> **Exercise requirements**:
a - In the excerpt on donations and activism under Trump, why will the learning curve in 2025 be less steep for many Americans than it was before? Answer in one to three sentences.
b - Per the excerpt on donations and activism under Trump, how much did the American Civil Liberties Union take in through online donations in the days after Trump's Muslim ban took effect?
c - Please reproduce the excerpt on donations and activism under Trump word for word between "Ragedonate stopped tweeting" and "flowing this time.", inclusive.

> **Selected excerpt**:
☆ ☆ ☆

In 2016, the money was pouring in. That year, according to the Chronicle of Philanthropy, contributions to liberal nonprofits increased 155 percent over the year before—far more than when George W. Bush won in 2004, when donations increased by 40.5 percent. New websites sprang up to help people connect with causes that would be directly threatened by Trump’s presidency. Ragedonate.com listed inflammatory quotes from Trump, each paired with a donation button that led to a related nonprofit. (A line about immigrants as “killers and rapists,” for example, led to Border Angels.)
Ragedonate stopped tweeting in January 2017. Another site, donatebigly.com, now belongs to a scammy-looking entity called Wazamba Casino. But it’s worth remembering that some of the “Trump bump” money didn’t start flowing until after the 2017 inauguration. The American Civil Liberties Union didn’t get its biggest boost until the days after Trump’s Muslim ban took effect in January 2017, during which it took in a staggering $24 million in online donations, mostly from first-time donors—nearly seven times the amount it raised online in all of 2015. It may take the advent of some truly despicable Trump policy to get the funds flowing this time.
In funding as in activism, today’s response could be dampened by feelings of exhaustion or powerlessness. As Michael Schaffer wrote in Politico several months ago, people respond to threats with a fight-or-flight instinct. The terrors of Trump’s first term provoked Americans to fight. “But a second Trump win, which for many folks will amount to evidence that all that fighting wasn’t enough, could just as easily be met with avoidance, listlessness and apathy,” Schaffer wrote. “In other words, flight.”
It is the difficult job of political organizers, themselves drained and despondent after a hard 2024 election cycle, to fight off that fatalism within their ranks. That effort is further confounded by the Supreme Court, which seems eager to green-light anything Trump might want to do and has given him broad immunity to use the powers of his office for violent or even treasonous ends.
In a new Indivisible guide for activists preparing for “Trump 2.0,” Levin and Greenberg write that the next Trump era looks dark, but not hopeless. “Trump wants to govern as a dictator, but he has the slimmest possible congressional majority and a grossly unpopular agenda,” the guide reads. It continues, “There’s a lot we don’t know about what needs to be done. We’ll need to learn and experiment as we go.”
But for hundreds of thousands of Americans who got resistance-brained the last time around, the learning curve in 2025 will be a lot less steep. Progressive organizations are light-years further along in their plans for a Trump administration than they were in 2016, and people who were active during Trump 1.0 have years of activist muscle memory to draw upon. They just need to be convinced to exercise it.

☆ ☆ ☆

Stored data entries
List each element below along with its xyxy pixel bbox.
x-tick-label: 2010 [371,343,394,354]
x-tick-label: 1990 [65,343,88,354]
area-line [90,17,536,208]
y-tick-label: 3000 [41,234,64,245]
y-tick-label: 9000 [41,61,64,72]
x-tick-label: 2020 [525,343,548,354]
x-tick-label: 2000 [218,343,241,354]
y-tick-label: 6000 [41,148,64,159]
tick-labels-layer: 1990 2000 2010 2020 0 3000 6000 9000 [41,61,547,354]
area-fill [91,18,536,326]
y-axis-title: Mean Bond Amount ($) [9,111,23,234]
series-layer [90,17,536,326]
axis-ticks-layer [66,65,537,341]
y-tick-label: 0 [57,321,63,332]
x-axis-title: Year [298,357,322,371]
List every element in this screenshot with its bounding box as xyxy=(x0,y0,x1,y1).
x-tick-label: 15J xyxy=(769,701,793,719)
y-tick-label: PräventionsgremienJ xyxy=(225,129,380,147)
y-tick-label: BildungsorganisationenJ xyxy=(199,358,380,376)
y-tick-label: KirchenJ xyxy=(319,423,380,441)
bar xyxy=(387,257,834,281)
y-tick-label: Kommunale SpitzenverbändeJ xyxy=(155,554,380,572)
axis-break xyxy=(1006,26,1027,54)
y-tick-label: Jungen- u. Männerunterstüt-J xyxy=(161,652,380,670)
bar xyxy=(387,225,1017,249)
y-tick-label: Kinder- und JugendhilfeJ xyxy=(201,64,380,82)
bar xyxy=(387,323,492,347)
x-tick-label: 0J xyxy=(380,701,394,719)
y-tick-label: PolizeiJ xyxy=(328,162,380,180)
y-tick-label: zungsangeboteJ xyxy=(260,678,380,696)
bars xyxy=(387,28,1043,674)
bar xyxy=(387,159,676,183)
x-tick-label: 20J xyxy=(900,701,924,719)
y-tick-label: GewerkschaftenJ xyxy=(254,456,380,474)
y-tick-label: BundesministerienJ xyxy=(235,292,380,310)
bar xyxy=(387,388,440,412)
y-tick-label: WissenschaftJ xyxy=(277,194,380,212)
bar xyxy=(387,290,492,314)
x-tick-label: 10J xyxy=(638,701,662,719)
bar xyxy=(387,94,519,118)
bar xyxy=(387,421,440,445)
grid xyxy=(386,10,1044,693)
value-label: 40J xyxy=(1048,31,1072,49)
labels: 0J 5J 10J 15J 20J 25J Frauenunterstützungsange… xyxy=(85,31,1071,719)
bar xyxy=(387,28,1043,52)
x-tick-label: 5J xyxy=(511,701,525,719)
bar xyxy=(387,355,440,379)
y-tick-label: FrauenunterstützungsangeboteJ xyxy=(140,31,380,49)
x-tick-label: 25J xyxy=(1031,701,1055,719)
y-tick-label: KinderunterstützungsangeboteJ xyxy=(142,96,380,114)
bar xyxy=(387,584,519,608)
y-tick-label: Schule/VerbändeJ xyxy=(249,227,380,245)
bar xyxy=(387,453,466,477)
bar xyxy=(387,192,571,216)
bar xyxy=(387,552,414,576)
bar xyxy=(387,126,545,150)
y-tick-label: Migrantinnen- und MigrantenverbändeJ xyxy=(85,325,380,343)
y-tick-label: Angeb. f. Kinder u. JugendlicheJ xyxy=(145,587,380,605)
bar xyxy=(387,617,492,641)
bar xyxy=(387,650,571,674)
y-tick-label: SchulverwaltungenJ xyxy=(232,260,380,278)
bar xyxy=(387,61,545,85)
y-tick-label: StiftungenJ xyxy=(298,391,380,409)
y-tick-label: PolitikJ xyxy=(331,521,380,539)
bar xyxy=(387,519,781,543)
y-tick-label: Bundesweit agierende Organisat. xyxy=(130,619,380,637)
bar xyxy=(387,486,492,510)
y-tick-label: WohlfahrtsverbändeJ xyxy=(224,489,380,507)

☆ ☆ ☆

> **Responses to the tasks**:
a - Progressive organizations are much further along in their plans for a Trump administration than they were in 2016. People who were active during Trump's first term also have years of activist muscle memory to draw on.

b - $24 million.

c -
Ragedonate stopped tweeting in January 2017. Another site, donatebigly.com, now belongs to a scammy-looking entity called Wazamba Casino. But it’s worth remembering that some of the “Trump bump” money didn’t start flowing until after the 2017 inauguration. The American Civil Liberties Union didn’t get its biggest boost until the days after Trump’s Muslim ban took effect in January 2017, during which it took in a staggering $24 million in online donations, mostly from first-time donors—nearly seven times the amount it raised online in all of 2015. It may take the advent of some truly despicable Trump policy to get the funds flowing this time.